PROBLEM TO SOLVE: Please rewrite the part of the commentary on Tom King's Batman characters from "The dives into" to "fan can dream!)", using "revival" in place of "renaissance".
-- EXTRACT TO READ follows --
The Help does basically feel like the supervillain version of Tom King – obsessed with history, knowing all of Batman’s teachers and allies, but also willing to do serious damage to all of them in pursuit of his mission (I say this as a big fan of a lot of what King does. But even his biggest fans must admit that King’s stories do tend to be very destructive). Nuri Espinoza, not surprisingly, shows off another side of King’s life – the potty-mouthed (in Nuri’s case, ludicrously, even hilariously so) government agent who is passionately committed to solving the world’s problems with the Very Big Hammer she’s been handed by the US government.
The dives into Batman’s history in conjunction with the Help specifically are fascinating when read against Zdarsky’s The Knight’s take on the exact same period in Bruce Wayne’s life. It will be quite interesting to see if King has any takers on his new characters. While Zdarsky’s clearly been working hard with writer Ed Brisson to bring out the importance of what he wrote in The Knight to the latest volume of Batman Incorporated, there doesn’t seem to be anyone picking up Espinoza or the Help in the current Gotham books. The most likely candidate to pick up these threads for King, his old Grayson writing partner Tim Seeley, isn’t working regularly for DC, so it doesn’t seem that likely in the near future. But someday, maybe someone will pick them up, and we’ll see a renaissance of the Help and Espinoza! (Very unlikely, but a Tom King fan can dream!)
-- EXTRACT TO READ concluded --
-- PROVIDED DATA follows --
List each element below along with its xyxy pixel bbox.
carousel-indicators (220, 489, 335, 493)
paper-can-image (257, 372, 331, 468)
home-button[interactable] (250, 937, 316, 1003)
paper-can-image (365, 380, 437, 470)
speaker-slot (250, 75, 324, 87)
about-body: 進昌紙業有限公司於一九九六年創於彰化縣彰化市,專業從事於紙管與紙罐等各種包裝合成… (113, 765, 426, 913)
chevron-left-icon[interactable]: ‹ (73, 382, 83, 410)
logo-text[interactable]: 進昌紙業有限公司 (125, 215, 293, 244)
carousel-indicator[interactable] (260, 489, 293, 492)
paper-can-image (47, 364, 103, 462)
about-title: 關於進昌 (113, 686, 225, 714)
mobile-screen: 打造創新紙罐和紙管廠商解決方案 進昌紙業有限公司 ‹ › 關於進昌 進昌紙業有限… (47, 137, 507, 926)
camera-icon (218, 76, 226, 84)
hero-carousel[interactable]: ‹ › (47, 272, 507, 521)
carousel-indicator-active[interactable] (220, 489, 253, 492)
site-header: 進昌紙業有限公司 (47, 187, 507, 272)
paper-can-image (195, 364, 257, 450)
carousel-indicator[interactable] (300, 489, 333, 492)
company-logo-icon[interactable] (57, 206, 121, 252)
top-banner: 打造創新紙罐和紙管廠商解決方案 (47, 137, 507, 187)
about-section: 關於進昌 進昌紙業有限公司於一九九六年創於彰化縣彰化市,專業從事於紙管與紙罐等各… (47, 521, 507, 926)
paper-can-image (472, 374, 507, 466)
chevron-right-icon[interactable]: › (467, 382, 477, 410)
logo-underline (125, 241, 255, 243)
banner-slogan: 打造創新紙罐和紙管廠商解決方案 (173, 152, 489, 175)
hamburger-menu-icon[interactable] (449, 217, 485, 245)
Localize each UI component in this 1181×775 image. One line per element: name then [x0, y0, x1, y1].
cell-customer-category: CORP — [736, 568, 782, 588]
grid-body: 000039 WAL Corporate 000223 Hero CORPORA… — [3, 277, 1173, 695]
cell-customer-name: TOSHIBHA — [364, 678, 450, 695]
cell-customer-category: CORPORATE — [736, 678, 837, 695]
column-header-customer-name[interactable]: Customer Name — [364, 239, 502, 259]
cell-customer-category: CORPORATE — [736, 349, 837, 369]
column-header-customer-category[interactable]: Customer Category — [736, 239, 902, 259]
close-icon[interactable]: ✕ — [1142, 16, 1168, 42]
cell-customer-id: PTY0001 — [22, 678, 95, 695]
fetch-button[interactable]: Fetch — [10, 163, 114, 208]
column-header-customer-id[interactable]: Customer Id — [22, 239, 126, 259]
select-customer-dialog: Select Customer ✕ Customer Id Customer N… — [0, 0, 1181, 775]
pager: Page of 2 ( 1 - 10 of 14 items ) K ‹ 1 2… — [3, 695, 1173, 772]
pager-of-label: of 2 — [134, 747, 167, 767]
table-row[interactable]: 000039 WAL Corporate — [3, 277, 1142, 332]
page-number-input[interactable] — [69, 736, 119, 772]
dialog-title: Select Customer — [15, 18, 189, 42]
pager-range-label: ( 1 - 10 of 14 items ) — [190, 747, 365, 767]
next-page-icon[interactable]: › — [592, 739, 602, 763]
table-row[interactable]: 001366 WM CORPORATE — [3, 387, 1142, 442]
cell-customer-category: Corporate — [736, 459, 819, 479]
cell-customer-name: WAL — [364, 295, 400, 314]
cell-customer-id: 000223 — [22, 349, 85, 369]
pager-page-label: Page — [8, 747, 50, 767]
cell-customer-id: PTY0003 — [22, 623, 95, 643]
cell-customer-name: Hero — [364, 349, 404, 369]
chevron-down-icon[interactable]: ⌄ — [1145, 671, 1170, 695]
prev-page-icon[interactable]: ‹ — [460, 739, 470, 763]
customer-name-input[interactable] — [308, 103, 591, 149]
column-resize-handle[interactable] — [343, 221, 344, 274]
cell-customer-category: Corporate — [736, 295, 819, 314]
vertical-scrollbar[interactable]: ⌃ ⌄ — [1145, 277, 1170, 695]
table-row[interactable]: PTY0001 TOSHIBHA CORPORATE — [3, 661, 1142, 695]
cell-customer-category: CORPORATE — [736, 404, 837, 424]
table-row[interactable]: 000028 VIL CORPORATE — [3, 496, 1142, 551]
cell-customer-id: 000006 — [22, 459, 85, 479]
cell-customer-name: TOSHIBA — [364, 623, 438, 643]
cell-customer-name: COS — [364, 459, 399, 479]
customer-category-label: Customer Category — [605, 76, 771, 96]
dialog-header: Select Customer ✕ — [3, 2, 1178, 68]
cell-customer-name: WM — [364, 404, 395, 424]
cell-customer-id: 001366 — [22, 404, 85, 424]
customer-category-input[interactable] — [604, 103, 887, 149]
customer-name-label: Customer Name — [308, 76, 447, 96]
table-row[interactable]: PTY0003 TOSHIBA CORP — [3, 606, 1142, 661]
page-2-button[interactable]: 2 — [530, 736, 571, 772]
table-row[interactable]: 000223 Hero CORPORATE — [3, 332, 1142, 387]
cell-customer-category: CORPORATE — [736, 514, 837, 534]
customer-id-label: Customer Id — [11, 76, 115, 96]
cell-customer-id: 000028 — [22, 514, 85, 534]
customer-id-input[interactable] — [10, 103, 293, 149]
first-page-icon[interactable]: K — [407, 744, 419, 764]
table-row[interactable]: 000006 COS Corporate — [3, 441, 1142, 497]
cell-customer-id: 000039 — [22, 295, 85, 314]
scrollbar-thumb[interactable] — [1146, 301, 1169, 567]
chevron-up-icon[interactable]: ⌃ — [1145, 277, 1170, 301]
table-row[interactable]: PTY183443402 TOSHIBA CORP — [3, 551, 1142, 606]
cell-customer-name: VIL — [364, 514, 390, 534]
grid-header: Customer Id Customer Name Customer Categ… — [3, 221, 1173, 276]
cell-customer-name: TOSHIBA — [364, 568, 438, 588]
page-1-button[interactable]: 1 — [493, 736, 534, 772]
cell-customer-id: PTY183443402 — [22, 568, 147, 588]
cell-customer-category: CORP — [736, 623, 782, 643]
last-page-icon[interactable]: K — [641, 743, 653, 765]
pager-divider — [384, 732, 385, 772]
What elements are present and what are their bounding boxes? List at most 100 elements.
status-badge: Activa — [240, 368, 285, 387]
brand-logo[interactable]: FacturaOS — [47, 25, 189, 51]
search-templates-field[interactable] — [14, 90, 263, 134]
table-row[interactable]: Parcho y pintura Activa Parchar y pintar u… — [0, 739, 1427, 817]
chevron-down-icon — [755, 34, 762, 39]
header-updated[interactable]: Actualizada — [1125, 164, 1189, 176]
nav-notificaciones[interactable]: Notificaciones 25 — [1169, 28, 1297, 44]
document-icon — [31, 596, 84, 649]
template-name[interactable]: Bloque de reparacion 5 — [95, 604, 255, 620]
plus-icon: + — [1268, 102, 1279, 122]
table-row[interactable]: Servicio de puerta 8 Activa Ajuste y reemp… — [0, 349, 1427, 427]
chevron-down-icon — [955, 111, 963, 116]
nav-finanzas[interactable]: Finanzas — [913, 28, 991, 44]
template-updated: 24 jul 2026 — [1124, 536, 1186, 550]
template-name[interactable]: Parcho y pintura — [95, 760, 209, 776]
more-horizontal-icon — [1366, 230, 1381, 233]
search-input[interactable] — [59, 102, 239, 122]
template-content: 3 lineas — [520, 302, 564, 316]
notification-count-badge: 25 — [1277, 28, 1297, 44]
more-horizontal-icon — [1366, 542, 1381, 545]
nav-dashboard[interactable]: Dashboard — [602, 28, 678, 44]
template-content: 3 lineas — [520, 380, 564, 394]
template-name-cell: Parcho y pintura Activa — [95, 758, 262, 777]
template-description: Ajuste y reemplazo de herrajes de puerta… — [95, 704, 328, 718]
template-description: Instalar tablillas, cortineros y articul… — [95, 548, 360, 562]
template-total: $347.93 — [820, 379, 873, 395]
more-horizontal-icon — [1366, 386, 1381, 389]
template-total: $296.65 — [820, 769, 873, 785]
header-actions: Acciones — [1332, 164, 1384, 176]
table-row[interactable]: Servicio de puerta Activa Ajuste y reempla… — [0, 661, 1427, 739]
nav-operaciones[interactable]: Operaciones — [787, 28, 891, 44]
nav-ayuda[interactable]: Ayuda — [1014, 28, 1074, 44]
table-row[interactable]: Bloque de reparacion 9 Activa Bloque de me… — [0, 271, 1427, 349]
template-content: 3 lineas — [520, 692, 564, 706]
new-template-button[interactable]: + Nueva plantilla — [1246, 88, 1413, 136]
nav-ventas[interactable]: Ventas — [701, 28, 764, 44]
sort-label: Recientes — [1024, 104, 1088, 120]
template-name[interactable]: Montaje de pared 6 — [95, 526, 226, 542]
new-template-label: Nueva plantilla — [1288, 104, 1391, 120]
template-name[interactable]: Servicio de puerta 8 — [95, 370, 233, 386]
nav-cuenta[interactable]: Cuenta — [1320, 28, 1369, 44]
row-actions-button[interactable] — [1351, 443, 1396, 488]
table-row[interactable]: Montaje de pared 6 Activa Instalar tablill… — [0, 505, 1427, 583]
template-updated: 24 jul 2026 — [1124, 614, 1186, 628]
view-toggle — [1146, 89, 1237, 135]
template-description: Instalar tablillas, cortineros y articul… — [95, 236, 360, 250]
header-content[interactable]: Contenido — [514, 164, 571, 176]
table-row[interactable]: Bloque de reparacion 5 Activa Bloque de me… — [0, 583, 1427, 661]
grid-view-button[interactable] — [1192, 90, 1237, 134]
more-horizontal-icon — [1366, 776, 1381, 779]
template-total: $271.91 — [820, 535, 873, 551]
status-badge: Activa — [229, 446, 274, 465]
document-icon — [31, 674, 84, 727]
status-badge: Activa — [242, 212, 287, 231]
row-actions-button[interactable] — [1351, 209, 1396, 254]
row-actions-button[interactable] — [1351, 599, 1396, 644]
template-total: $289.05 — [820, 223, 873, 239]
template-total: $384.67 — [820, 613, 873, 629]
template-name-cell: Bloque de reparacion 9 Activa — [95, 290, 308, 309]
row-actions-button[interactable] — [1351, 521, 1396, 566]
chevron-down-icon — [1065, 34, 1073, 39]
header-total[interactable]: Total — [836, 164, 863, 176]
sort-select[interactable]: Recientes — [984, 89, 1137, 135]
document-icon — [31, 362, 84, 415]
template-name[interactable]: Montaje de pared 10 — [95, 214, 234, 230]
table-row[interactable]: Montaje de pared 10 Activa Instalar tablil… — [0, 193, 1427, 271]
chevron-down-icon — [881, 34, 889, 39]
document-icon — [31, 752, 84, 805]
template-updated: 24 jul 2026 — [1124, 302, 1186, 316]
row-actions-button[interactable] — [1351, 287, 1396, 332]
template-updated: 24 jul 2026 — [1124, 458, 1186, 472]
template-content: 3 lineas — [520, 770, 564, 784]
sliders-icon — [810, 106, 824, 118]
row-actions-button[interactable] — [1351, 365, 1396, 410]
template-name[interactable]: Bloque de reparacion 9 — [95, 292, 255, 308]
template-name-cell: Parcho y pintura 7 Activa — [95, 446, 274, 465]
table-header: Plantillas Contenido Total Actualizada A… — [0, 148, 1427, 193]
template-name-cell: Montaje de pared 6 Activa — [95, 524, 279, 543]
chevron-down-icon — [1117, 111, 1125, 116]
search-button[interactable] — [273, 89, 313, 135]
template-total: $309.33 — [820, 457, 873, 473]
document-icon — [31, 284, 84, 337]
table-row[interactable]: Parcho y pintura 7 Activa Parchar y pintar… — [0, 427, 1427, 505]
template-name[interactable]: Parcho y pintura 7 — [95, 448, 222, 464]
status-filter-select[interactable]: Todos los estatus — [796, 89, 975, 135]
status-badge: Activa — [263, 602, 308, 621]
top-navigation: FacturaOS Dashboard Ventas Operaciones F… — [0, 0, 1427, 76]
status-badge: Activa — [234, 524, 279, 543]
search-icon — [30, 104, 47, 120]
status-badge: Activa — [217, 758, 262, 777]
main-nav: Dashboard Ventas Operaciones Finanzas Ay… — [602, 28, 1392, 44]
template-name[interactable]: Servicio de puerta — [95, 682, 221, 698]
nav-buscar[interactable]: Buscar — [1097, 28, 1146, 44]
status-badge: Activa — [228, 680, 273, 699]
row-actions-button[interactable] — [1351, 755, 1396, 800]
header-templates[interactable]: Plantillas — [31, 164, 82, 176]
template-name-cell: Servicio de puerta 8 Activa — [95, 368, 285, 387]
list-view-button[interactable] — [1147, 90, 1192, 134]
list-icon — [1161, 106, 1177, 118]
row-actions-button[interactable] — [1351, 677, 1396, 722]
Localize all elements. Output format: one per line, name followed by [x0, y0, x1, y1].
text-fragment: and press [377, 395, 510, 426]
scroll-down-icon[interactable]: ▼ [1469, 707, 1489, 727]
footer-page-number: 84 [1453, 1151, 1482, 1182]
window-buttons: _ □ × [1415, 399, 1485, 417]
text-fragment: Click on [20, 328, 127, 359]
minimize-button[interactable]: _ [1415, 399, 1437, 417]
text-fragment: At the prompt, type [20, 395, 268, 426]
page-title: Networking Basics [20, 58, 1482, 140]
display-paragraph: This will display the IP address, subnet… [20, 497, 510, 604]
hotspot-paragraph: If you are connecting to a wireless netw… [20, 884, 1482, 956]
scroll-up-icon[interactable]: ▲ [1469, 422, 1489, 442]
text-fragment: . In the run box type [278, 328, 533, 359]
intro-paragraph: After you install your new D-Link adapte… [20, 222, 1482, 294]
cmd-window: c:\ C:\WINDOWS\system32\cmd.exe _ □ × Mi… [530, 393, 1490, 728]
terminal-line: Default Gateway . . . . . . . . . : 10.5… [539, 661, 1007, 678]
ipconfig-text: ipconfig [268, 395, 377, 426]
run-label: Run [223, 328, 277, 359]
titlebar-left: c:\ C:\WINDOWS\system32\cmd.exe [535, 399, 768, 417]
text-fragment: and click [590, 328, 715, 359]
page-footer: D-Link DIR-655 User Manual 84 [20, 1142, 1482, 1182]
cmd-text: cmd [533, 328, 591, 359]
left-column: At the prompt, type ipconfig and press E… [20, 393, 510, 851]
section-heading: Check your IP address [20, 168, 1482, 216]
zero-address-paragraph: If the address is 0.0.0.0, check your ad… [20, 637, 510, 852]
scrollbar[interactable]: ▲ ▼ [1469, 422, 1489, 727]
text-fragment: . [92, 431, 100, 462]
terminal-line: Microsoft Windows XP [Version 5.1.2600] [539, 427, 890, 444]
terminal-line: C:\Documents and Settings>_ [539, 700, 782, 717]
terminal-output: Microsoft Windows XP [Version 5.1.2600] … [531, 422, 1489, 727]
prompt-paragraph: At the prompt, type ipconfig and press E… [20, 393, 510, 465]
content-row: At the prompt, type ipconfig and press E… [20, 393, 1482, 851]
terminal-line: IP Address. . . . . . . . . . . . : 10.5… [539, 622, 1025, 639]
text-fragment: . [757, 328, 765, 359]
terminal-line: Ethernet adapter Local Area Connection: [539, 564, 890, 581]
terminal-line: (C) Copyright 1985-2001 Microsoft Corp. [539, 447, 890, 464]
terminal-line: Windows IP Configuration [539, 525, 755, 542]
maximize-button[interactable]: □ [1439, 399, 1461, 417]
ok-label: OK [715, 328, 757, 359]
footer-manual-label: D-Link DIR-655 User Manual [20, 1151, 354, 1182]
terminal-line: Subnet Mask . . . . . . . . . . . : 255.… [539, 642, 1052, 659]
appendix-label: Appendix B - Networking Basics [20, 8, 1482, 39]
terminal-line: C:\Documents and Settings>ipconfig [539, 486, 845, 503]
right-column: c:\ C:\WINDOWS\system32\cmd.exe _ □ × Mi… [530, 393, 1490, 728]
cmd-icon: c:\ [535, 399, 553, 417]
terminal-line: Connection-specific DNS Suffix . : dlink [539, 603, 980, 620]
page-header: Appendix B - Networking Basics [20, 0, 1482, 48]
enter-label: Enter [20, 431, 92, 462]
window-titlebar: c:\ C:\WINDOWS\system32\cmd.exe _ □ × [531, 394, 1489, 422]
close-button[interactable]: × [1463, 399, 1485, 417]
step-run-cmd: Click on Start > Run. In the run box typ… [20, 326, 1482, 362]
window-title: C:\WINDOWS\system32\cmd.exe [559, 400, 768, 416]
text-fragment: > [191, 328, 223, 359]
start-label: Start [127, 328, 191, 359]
-- PROVIDED DATA concluded --
OUTPUT OF THE TASK:
The dives into Batman’s history in conjunction with the Help specifically are fascinating when read against Zdarsky’s The Knight’s take on the exact same period in Bruce Wayne’s life. It will be quite interesting to see if King has any takers on his new characters. While Zdarsky’s clearly been working hard with writer Ed Brisson to bring out the importance of what he wrote in The Knight to the latest volume of Batman Incorporated, there doesn’t seem to be anyone picking up Espinoza or the Help in the current Gotham books. The most likely candidate to pick up these threads for King, his old Grayson writing partner Tim Seeley, isn’t working regularly for DC, so it doesn’t seem that likely in the near future. But someday, maybe someone will pick them up, and we’ll see a revival of the Help and Espinoza! (Very unlikely, but a Tom King fan can dream!)